Exercise
Restate each of the lines given below, word for word.

Data shown
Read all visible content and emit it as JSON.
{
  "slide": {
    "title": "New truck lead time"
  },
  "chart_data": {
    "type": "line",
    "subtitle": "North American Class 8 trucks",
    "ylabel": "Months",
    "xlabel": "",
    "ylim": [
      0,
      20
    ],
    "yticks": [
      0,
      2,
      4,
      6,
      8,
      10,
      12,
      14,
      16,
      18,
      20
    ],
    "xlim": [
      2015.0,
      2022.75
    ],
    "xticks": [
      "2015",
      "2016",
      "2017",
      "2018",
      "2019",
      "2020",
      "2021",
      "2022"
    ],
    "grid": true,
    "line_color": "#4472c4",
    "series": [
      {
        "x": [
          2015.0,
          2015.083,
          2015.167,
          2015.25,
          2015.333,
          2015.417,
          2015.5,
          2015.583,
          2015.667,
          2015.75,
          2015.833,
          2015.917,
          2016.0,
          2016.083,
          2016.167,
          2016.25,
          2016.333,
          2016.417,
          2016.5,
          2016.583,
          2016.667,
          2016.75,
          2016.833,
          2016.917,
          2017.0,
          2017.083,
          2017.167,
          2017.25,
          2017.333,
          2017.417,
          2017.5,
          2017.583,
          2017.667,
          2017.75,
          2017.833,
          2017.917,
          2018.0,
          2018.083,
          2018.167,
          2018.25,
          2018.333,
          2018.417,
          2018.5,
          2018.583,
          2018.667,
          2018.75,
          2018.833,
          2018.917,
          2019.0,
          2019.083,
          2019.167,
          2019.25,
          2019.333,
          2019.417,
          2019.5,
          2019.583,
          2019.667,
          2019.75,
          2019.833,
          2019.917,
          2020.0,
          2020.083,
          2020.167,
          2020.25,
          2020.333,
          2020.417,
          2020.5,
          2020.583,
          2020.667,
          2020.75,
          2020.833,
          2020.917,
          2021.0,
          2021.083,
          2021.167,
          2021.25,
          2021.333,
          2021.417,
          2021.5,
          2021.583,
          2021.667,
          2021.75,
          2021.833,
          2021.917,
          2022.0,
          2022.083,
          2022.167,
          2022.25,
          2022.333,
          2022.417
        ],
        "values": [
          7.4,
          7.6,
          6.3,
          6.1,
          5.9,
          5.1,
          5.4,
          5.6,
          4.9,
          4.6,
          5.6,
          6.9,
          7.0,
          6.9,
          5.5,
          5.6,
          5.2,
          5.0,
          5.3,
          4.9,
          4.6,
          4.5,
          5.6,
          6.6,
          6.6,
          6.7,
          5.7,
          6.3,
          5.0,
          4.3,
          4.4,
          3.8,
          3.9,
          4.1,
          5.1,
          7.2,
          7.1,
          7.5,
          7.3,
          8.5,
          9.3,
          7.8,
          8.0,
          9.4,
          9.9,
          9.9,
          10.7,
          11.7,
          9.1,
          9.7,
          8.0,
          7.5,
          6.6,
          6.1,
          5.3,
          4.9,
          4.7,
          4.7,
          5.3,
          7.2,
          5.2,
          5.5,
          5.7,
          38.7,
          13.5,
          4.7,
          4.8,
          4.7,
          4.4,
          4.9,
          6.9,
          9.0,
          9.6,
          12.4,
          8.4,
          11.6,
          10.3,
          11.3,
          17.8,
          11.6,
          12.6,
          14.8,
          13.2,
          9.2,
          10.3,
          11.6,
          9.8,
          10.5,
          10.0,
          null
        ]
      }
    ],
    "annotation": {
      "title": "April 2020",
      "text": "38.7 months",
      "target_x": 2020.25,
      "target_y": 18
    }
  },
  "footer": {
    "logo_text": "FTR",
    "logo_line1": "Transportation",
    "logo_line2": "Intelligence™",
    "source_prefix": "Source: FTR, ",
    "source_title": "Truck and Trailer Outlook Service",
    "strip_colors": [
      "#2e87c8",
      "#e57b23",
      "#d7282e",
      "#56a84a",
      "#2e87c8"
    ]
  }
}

Finished answer
Read all visible content and emit it as JSON.
{
  "slide": {
    "title": "New truck lead time"
  },
  "chart_data": {
    "type": "line",
    "subtitle": "North American Class 8 trucks",
    "ylabel": "Months",
    "xlabel": "",
    "ylim": [
      0,
      20
    ],
    "yticks": [
      0,
      2,
      4,
      6,
      8,
      10,
      12,
      14,
      16,
      18,
      20
    ],
    "xlim": [
      2015.0,
      2022.75
    ],
    "xticks": [
      "2015",
      "2016",
      "2017",
      "2018",
      "2019",
      "2020",
      "2021",
      "2022"
    ],
    "grid": true,
    "line_color": "#4472c4",
    "series": [
      {
        "x": [
          2015.0,
          2015.083,
          2015.167,
          2015.25,
          2015.333,
          2015.417,
          2015.5,
          2015.583,
          2015.667,
          2015.75,
          2015.833,
          2015.917,
          2016.0,
          2016.083,
          2016.167,
          2016.25,
          2016.333,
          2016.417,
          2016.5,
          2016.583,
          2016.667,
          2016.75,
          2016.833,
          2016.917,
          2017.0,
          2017.083,
          2017.167,
          2017.25,
          2017.333,
          2017.417,
          2017.5,
          2017.583,
          2017.667,
          2017.75,
          2017.833,
          2017.917,
          2018.0,
          2018.083,
          2018.167,
          2018.25,
          2018.333,
          2018.417,
          2018.5,
          2018.583,
          2018.667,
          2018.75,
          2018.833,
          2018.917,
          2019.0,
          2019.083,
          2019.167,
          2019.25,
          2019.333,
          2019.417,
          2019.5,
          2019.583,
          2019.667,
          2019.75,
          2019.833,
          2019.917,
          2020.0,
          2020.083,
          2020.167,
          2020.25,
          2020.333,
          2020.417,
          2020.5,
          2020.583,
          2020.667,
          2020.75,
          2020.833,
          2020.917,
          2021.0,
          2021.083,
          2021.167,
          2021.25,
          2021.333,
          2021.417,
          2021.5,
          2021.583,
          2021.667,
          2021.75,
          2021.833,
          2021.917,
          2022.0,
          2022.083,
          2022.167,
          2022.25,
          2022.333,
          2022.417
        ],
        "values": [
          7.4,
          7.6,
          6.3,
          6.1,
          5.9,
          5.1,
          5.4,
          5.6,
          4.9,
          4.6,
          5.6,
          6.9,
          7.0,
          6.9,
          5.5,
          5.6,
          5.2,
          5.0,
          5.3,
          4.9,
          4.6,
          4.5,
          5.6,
          6.6,
          6.6,
          6.7,
          5.7,
          6.3,
          5.0,
          4.3,
          4.4,
          3.8,
          3.9,
          4.1,
          5.1,
          7.2,
          7.1,
          7.5,
          7.3,
          8.5,
          9.3,
          7.8,
          8.0,
          9.4,
          9.9,
          9.9,
          10.7,
          11.7,
          9.1,
          9.7,
          8.0,
          7.5,
          6.6,
          6.1,
          5.3,
          4.9,
          4.7,
          4.7,
          5.3,
          7.2,
          5.2,
          5.5,
          5.7,
          38.7,
          13.5,
          4.7,
          4.8,
          4.7,
          4.4,
          4.9,
          6.9,
          9.0,
          9.6,
          12.4,
          8.4,
          11.6,
          10.3,
          11.3,
          17.8,
          11.6,
          12.6,
          14.8,
          13.2,
          9.2,
          10.3,
          11.6,
          9.8,
          10.5,
          10.0,
          null
        ]
      }
    ],
    "annotation": {
      "title": "April 2020",
      "text": "38.7 months",
      "target_x": 2020.25,
      "target_y": 18
    }
  },
  "footer": {
    "logo_text": "FTR",
    "logo_line1": "Transportation",
    "logo_line2": "Intelligence™",
    "source_prefix": "Source: FTR, ",
    "source_title": "Truck and Trailer Outlook Service",
    "strip_colors": [
      "#2e87c8",
      "#e57b23",
      "#d7282e",
      "#56a84a",
      "#2e87c8"
    ]
  }
}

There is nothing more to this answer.